Data records
** START **

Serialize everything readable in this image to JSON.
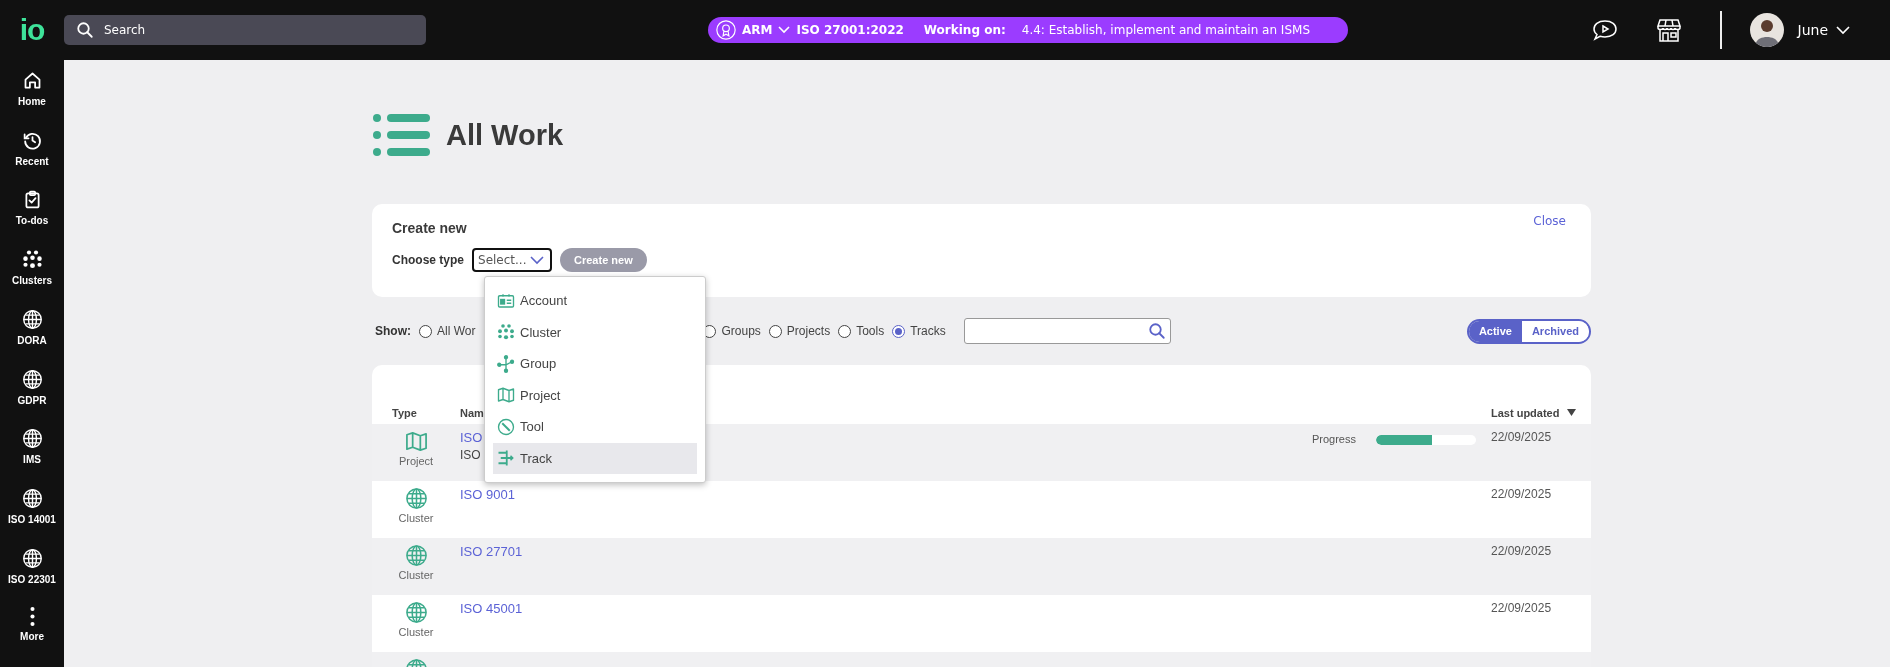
{
  "top_bar": {
    "logo": "io",
    "search": {
      "placeholder": "Search"
    },
    "context": {
      "org": "ARM",
      "standard": "ISO 27001:2022",
      "working_on_label": "Working on:",
      "working_on": "4.4: Establish, implement and maintain an ISMS"
    },
    "user": {
      "name": "June"
    }
  },
  "sidebar": {
    "items": [
      {
        "label": "Home",
        "kind": "home"
      },
      {
        "label": "Recent",
        "kind": "recent"
      },
      {
        "label": "To-dos",
        "kind": "todos"
      },
      {
        "label": "Clusters",
        "kind": "clusters"
      },
      {
        "label": "DORA",
        "kind": "globe"
      },
      {
        "label": "GDPR",
        "kind": "globe"
      },
      {
        "label": "IMS",
        "kind": "globe"
      },
      {
        "label": "ISO 14001",
        "kind": "globe"
      },
      {
        "label": "ISO 22301",
        "kind": "globe"
      },
      {
        "label": "More",
        "kind": "more"
      }
    ]
  },
  "page": {
    "title": "All Work"
  },
  "create_new": {
    "title": "Create new",
    "close": "Close",
    "type_label": "Choose type",
    "select": {
      "value": "Select..."
    },
    "button": {
      "label": "Create new",
      "disabled": true
    },
    "menu": [
      {
        "label": "Account",
        "kind": "account",
        "selected": false
      },
      {
        "label": "Cluster",
        "kind": "cluster",
        "selected": false
      },
      {
        "label": "Group",
        "kind": "group",
        "selected": false
      },
      {
        "label": "Project",
        "kind": "project",
        "selected": false
      },
      {
        "label": "Tool",
        "kind": "tool",
        "selected": false
      },
      {
        "label": "Track",
        "kind": "track",
        "selected": true
      }
    ]
  },
  "filter": {
    "label": "Show:",
    "options": [
      {
        "label": "All Wor",
        "selected": false
      },
      {
        "label": "Groups",
        "selected": false
      },
      {
        "label": "Projects",
        "selected": false
      },
      {
        "label": "Tools",
        "selected": false
      },
      {
        "label": "Tracks",
        "selected": true
      }
    ],
    "toggle": [
      {
        "label": "Active",
        "selected": true
      },
      {
        "label": "Archived",
        "selected": false
      }
    ]
  },
  "table": {
    "columns": [
      "Type",
      "Nam",
      "Last updated"
    ],
    "rows": [
      {
        "type": "Project",
        "kind": "project",
        "name": "ISO",
        "subtitle": "ISO",
        "progress_label": "Progress",
        "level": 0.56,
        "updated": "22/09/2025"
      },
      {
        "type": "Cluster",
        "kind": "cluster",
        "name": "ISO 9001",
        "updated": "22/09/2025"
      },
      {
        "type": "Cluster",
        "kind": "cluster",
        "name": "ISO 27701",
        "updated": "22/09/2025"
      },
      {
        "type": "Cluster",
        "kind": "cluster",
        "name": "ISO 45001",
        "updated": "22/09/2025"
      },
      {
        "kind": "cluster"
      }
    ]
  }
}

** END **

**Exercise task:** Set down all the entries exactly as they appear, but skip any pictures.

**The reply:**
Serialize everything readable in this image to JSON.
{
  "top_bar": {
    "logo": "io",
    "search": {
      "placeholder": "Search"
    },
    "context": {
      "org": "ARM",
      "standard": "ISO 27001:2022",
      "working_on_label": "Working on:",
      "working_on": "4.4: Establish, implement and maintain an ISMS"
    },
    "user": {
      "name": "June"
    }
  },
  "sidebar": {
    "items": [
      {
        "label": "Home",
        "kind": "home"
      },
      {
        "label": "Recent",
        "kind": "recent"
      },
      {
        "label": "To-dos",
        "kind": "todos"
      },
      {
        "label": "Clusters",
        "kind": "clusters"
      },
      {
        "label": "DORA",
        "kind": "globe"
      },
      {
        "label": "GDPR",
        "kind": "globe"
      },
      {
        "label": "IMS",
        "kind": "globe"
      },
      {
        "label": "ISO 14001",
        "kind": "globe"
      },
      {
        "label": "ISO 22301",
        "kind": "globe"
      },
      {
        "label": "More",
        "kind": "more"
      }
    ]
  },
  "page": {
    "title": "All Work"
  },
  "create_new": {
    "title": "Create new",
    "close": "Close",
    "type_label": "Choose type",
    "select": {
      "value": "Select..."
    },
    "button": {
      "label": "Create new",
      "disabled": true
    },
    "menu": [
      {
        "label": "Account",
        "kind": "account",
        "selected": false
      },
      {
        "label": "Cluster",
        "kind": "cluster",
        "selected": false
      },
      {
        "label": "Group",
        "kind": "group",
        "selected": false
      },
      {
        "label": "Project",
        "kind": "project",
        "selected": false
      },
      {
        "label": "Tool",
        "kind": "tool",
        "selected": false
      },
      {
        "label": "Track",
        "kind": "track",
        "selected": true
      }
    ]
  },
  "filter": {
    "label": "Show:",
    "options": [
      {
        "label": "All Wor",
        "selected": false
      },
      {
        "label": "Groups",
        "selected": false
      },
      {
        "label": "Projects",
        "selected": false
      },
      {
        "label": "Tools",
        "selected": false
      },
      {
        "label": "Tracks",
        "selected": true
      }
    ],
    "toggle": [
      {
        "label": "Active",
        "selected": true
      },
      {
        "label": "Archived",
        "selected": false
      }
    ]
  },
  "table": {
    "columns": [
      "Type",
      "Nam",
      "Last updated"
    ],
    "rows": [
      {
        "type": "Project",
        "kind": "project",
        "name": "ISO",
        "subtitle": "ISO",
        "progress_label": "Progress",
        "level": 0.56,
        "updated": "22/09/2025"
      },
      {
        "type": "Cluster",
        "kind": "cluster",
        "name": "ISO 9001",
        "updated": "22/09/2025"
      },
      {
        "type": "Cluster",
        "kind": "cluster",
        "name": "ISO 27701",
        "updated": "22/09/2025"
      },
      {
        "type": "Cluster",
        "kind": "cluster",
        "name": "ISO 45001",
        "updated": "22/09/2025"
      },
      {
        "kind": "cluster"
      }
    ]
  }
}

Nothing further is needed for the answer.